• **Job**:
Within the listing below, locate all lines containing the word "водоснабжения". Copy each one.

[Collection entries]
[START]

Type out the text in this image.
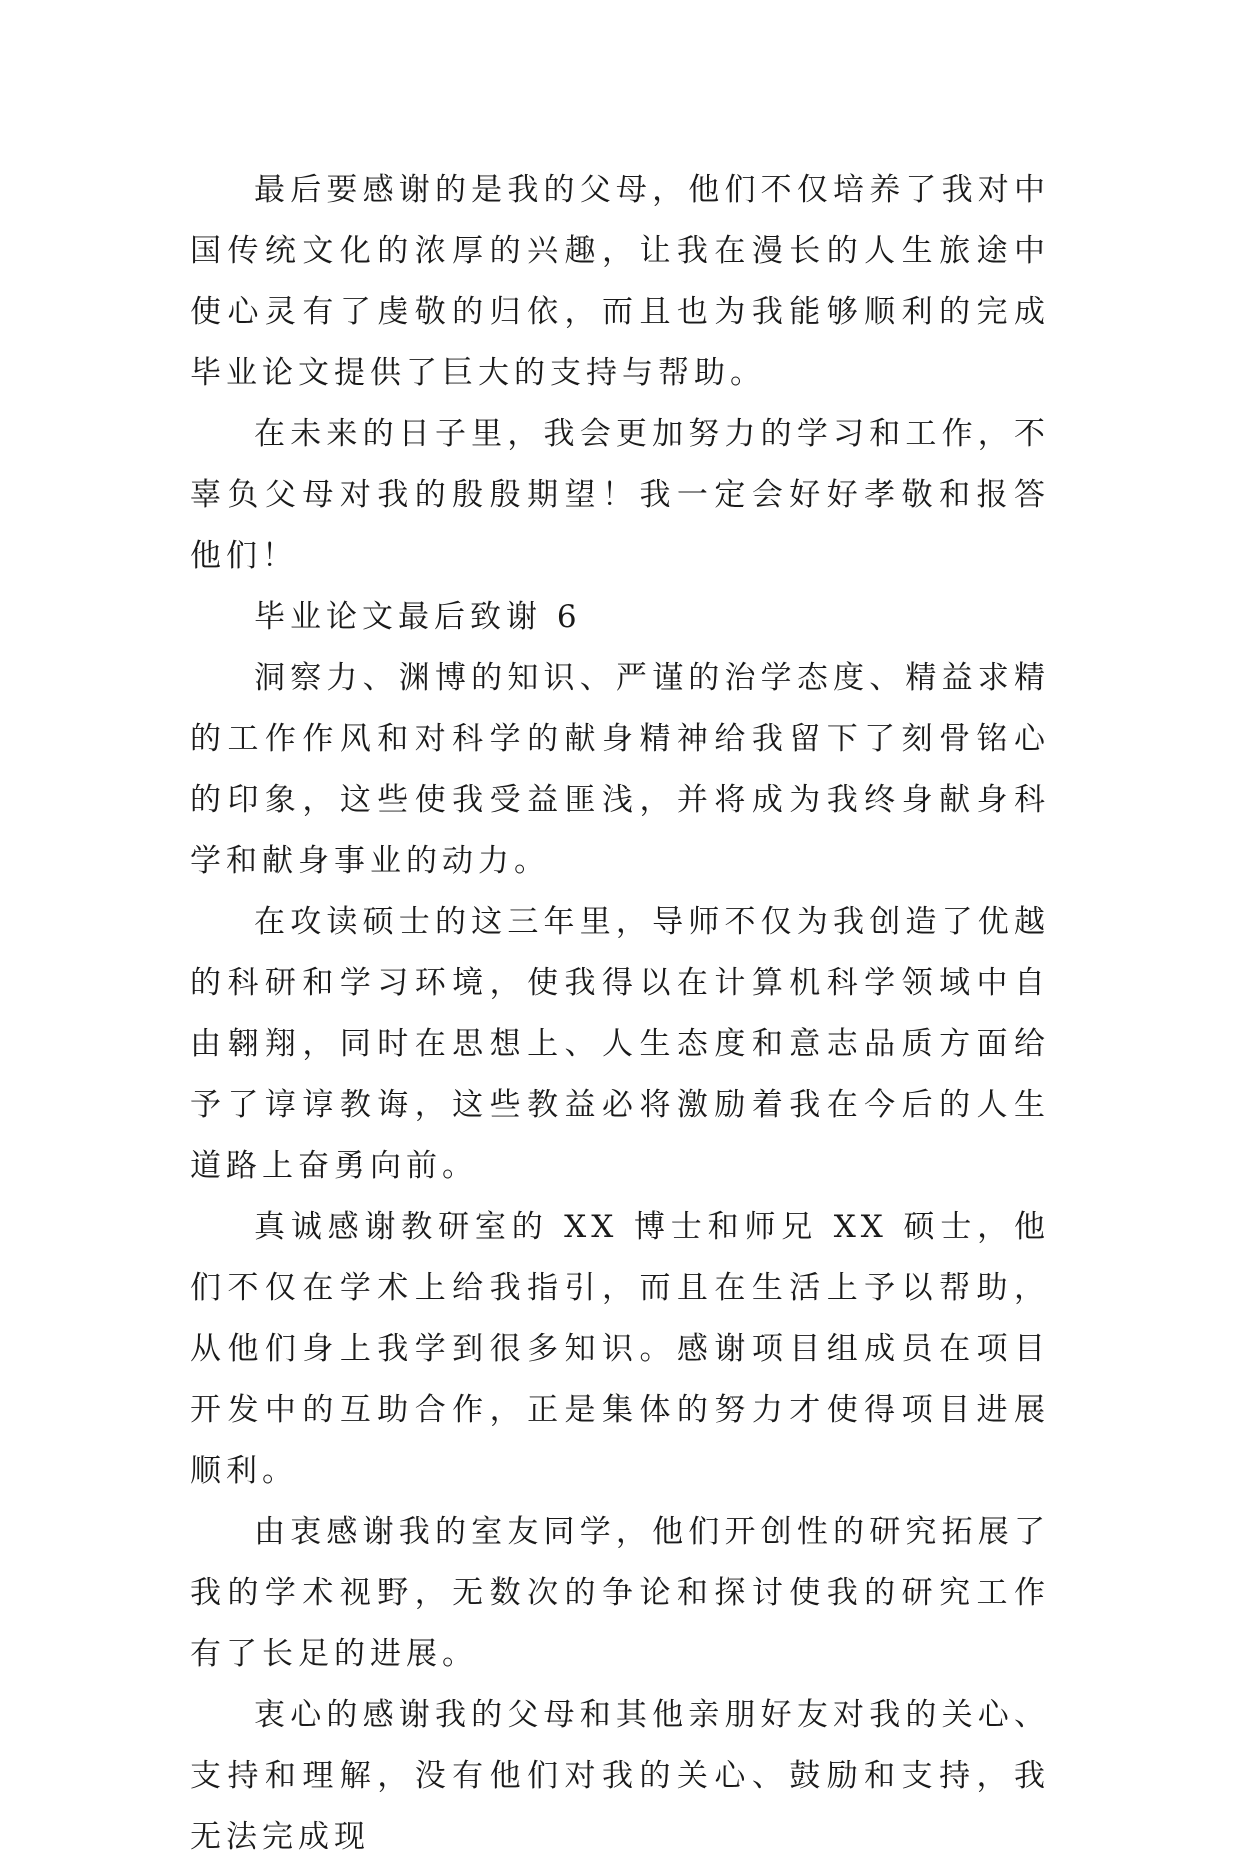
最后要感谢的是我的父母，他们不仅培养了我对中国传统文化的浓厚的兴趣，让我在漫长的人生旅途中使心灵有了虔敬的归依，而且也为我能够顺利的完成毕业论文提供了巨大的支持与帮助。

在未来的日子里，我会更加努力的学习和工作，不辜负父母对我的殷殷期望！我一定会好好孝敬和报答他们！

毕业论文最后致谢 6

洞察力、渊博的知识、严谨的治学态度、精益求精的工作作风和对科学的献身精神给我留下了刻骨铭心的印象，这些使我受益匪浅，并将成为我终身献身科学和献身事业的动力。

在攻读硕士的这三年里，导师不仅为我创造了优越的科研和学习环境，使我得以在计算机科学领域中自由翱翔，同时在思想上、人生态度和意志品质方面给予了谆谆教诲，这些教益必将激励着我在今后的人生道路上奋勇向前。

真诚感谢教研室的 XX 博士和师兄 XX 硕士，他们不仅在学术上给我指引，而且在生活上予以帮助，从他们身上我学到很多知识。感谢项目组成员在项目开发中的互助合作，正是集体的努力才使得项目进展顺利。

由衷感谢我的室友同学，他们开创性的研究拓展了我的学术视野，无数次的争论和探讨使我的研究工作有了长足的进展。

衷心的感谢我的父母和其他亲朋好友对我的关心、支持和理解，没有他们对我的关心、鼓励和支持，我无法完成现
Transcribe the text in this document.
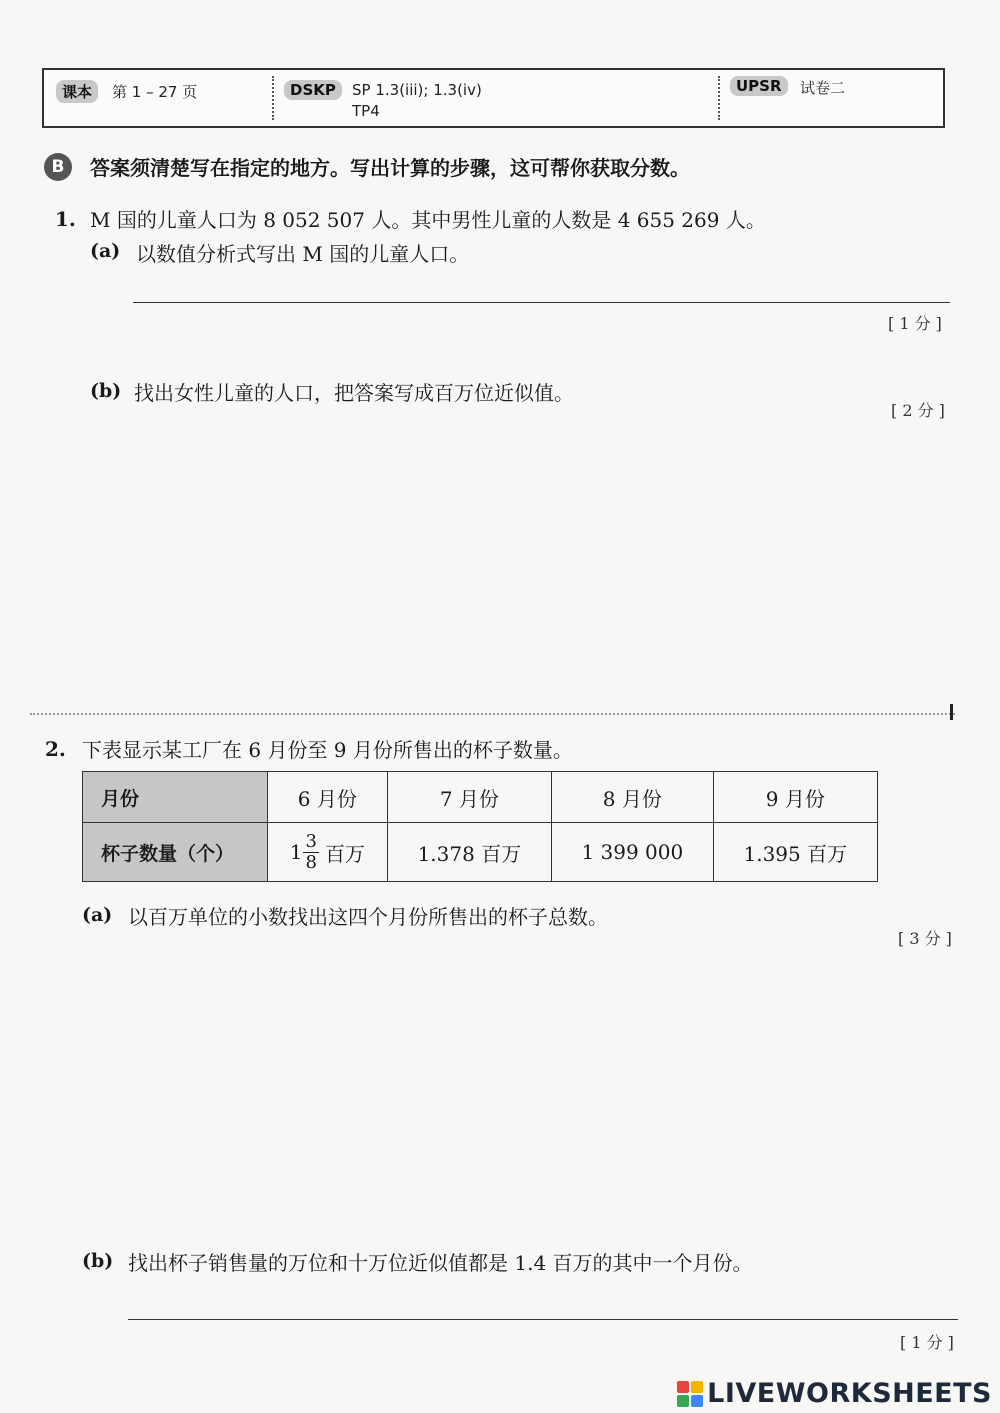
课本	第 1 – 27 页	DSKP	SP 1.3(iii); 1.3(iv)
TP4
UPSR	试卷二
B	答案须清楚写在指定的地方。写出计算的步骤，这可帮你获取分数。
1. M 国的儿童人口为 8 052 507 人。其中男性儿童的人数是 4 655 269 人。
(a) 以数值分析式写出 M 国的儿童人口。
[ 1 分 ]
(b) 找出女性儿童的人口，把答案写成百万位近似值。
[ 2 分 ]
2. 下表显示某工厂在 6 月份至 9 月份所售出的杯子数量。
月份	6 月份	7 月份	8 月份	9 月份
杯子数量（个）	$1 \frac{3}{8}$ 百万	1.378 百万	1 399 000	1.395 百万
(a) 以百万单位的小数找出这四个月份所售出的杯子总数。
[ 3 分 ]
(b) 找出杯子销售量的万位和十万位近似值都是 1.4 百万的其中一个月份。
[ 1 分 ]
LIVEWORKSHEETS
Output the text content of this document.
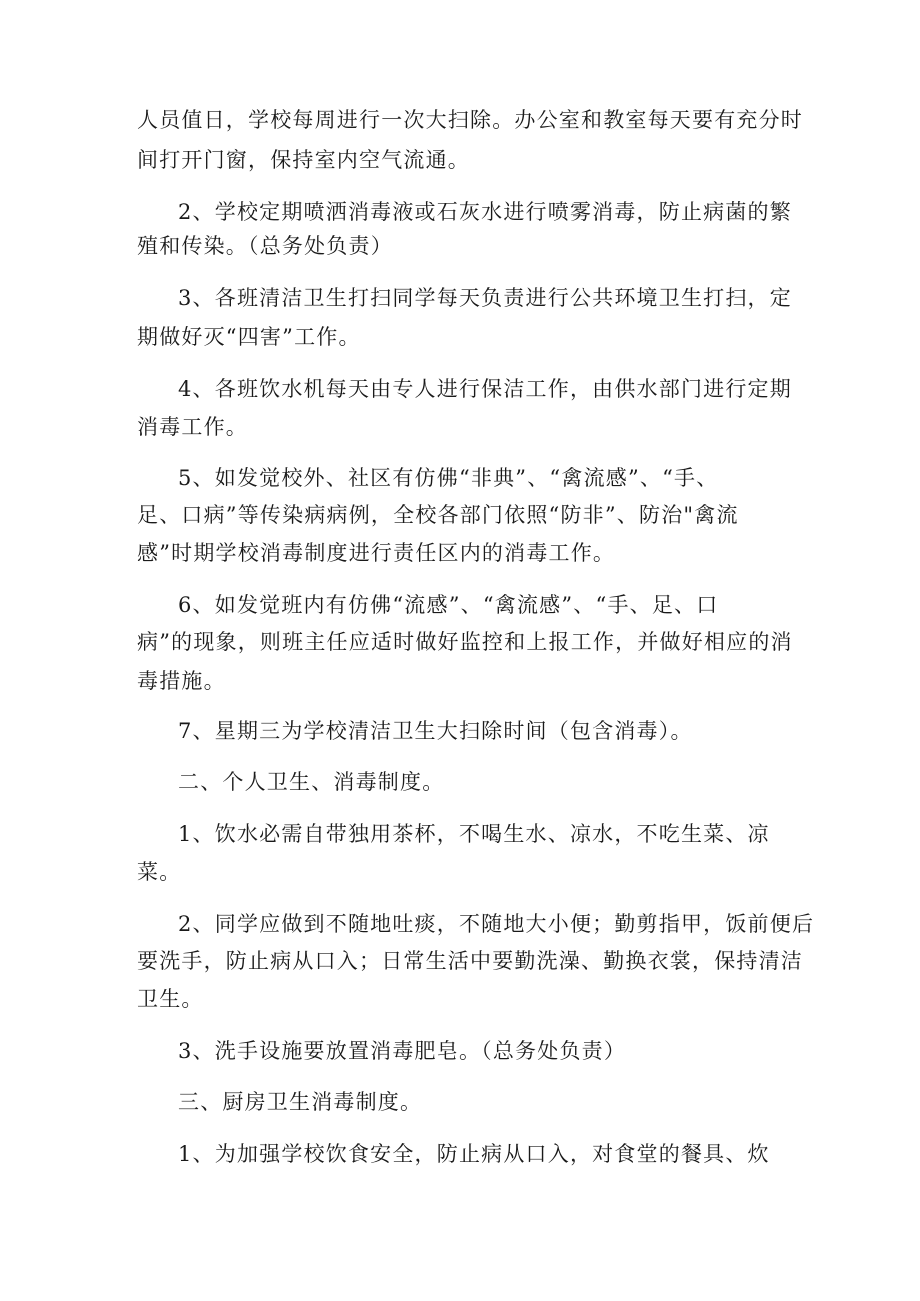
人员值日，学校每周进行一次大扫除。办公室和教室每天要有充分时
间打开门窗，保持室内空气流通。
2、学校定期喷洒消毒液或石灰水进行喷雾消毒，防止病菌的繁
殖和传染。（总务处负责）
3、各班清洁卫生打扫同学每天负责进行公共环境卫生打扫，定
期做好灭“四害”工作。
4、各班饮水机每天由专人进行保洁工作，由供水部门进行定期
消毒工作。
5、如发觉校外、社区有仿佛“非典”、“禽流感”、“手、
足、口病”等传染病病例，全校各部门依照“防非”、防治"禽流
感”时期学校消毒制度进行责任区内的消毒工作。
6、如发觉班内有仿佛“流感”、“禽流感”、“手、足、口
病”的现象，则班主任应适时做好监控和上报工作，并做好相应的消
毒措施。
7、星期三为学校清洁卫生大扫除时间（包含消毒）。
二、个人卫生、消毒制度。
1、饮水必需自带独用茶杯，不喝生水、凉水，不吃生菜、凉
菜。
2、同学应做到不随地吐痰，不随地大小便；勤剪指甲，饭前便后
要洗手，防止病从口入；日常生活中要勤洗澡、勤换衣裳，保持清洁
卫生。
3、洗手设施要放置消毒肥皂。（总务处负责）
三、厨房卫生消毒制度。
1、为加强学校饮食安全，防止病从口入，对食堂的餐具、炊
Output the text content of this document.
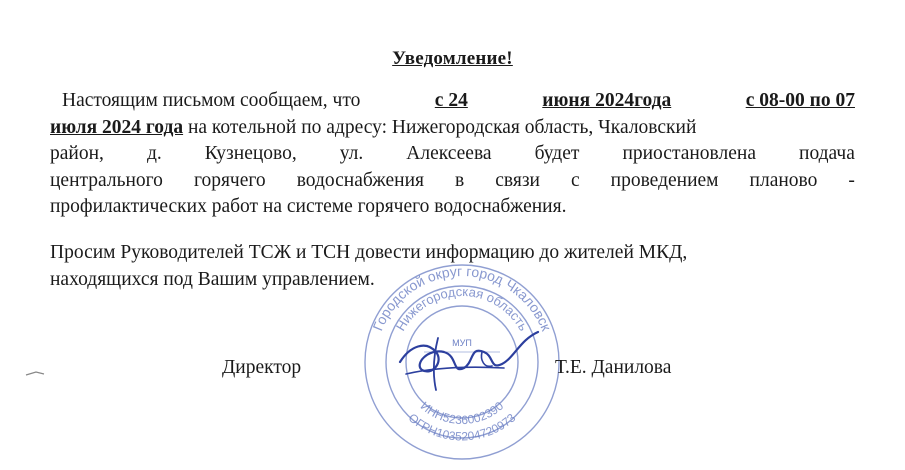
Уведомление!
Настоящим письмом сообщаем, что	с 24	июня 2024года	с 08-00 по 07
июля 2024 года на котельной по адресу: Нижегородская область, Чкаловский
район, д. Кузнецово, ул. Алексеева будет приостановлена подача
центрального горячего водоснабжения в связи с проведением планово -
профилактических работ на системе горячего водоснабжения.
Просим Руководителей ТСЖ и ТСН довести информацию до жителей МКД,
находящихся под Вашим управлением.
Городской округ город Чкаловск
Нижегородская область
ИНН5236002390
ОГРН1035204720973
МУП
Директор	Т.Е. Данилова
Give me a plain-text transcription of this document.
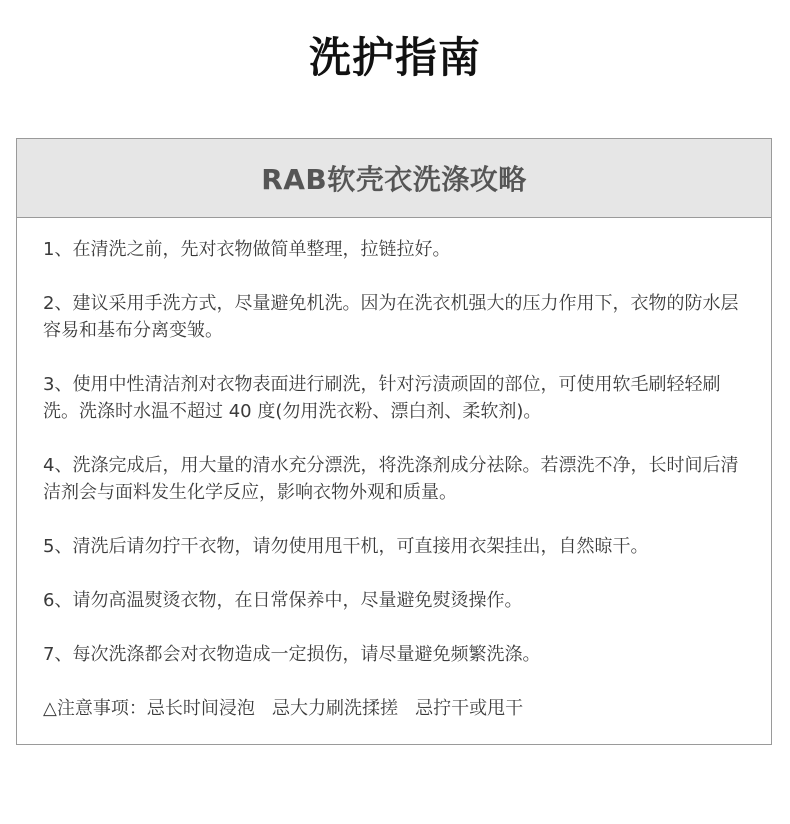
洗护指南
RAB软壳衣洗涤攻略

1、在清洗之前，先对衣物做简单整理，拉链拉好。

2、建议采用手洗方式，尽量避免机洗。因为在洗衣机强大的压力作用下，衣物的防水层容易和基布分离变皱。

3、使用中性清洁剂对衣物表面进行刷洗，针对污渍顽固的部位，可使用软毛刷轻轻刷洗。洗涤时水温不超过 40 度(勿用洗衣粉、漂白剂、柔软剂)。

4、洗涤完成后，用大量的清水充分漂洗，将洗涤剂成分祛除。若漂洗不净，长时间后清洁剂会与面料发生化学反应，影响衣物外观和质量。

5、清洗后请勿拧干衣物，请勿使用甩干机，可直接用衣架挂出，自然晾干。

6、请勿高温熨烫衣物，在日常保养中，尽量避免熨烫操作。

7、每次洗涤都会对衣物造成一定损伤，请尽量避免频繁洗涤。

△注意事项：忌长时间浸泡   忌大力刷洗揉搓   忌拧干或甩干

[END]

• **Result**:
центрального горячего водоснабжения в связи с проведением планово -
профилактических работ на системе горячего водоснабжения.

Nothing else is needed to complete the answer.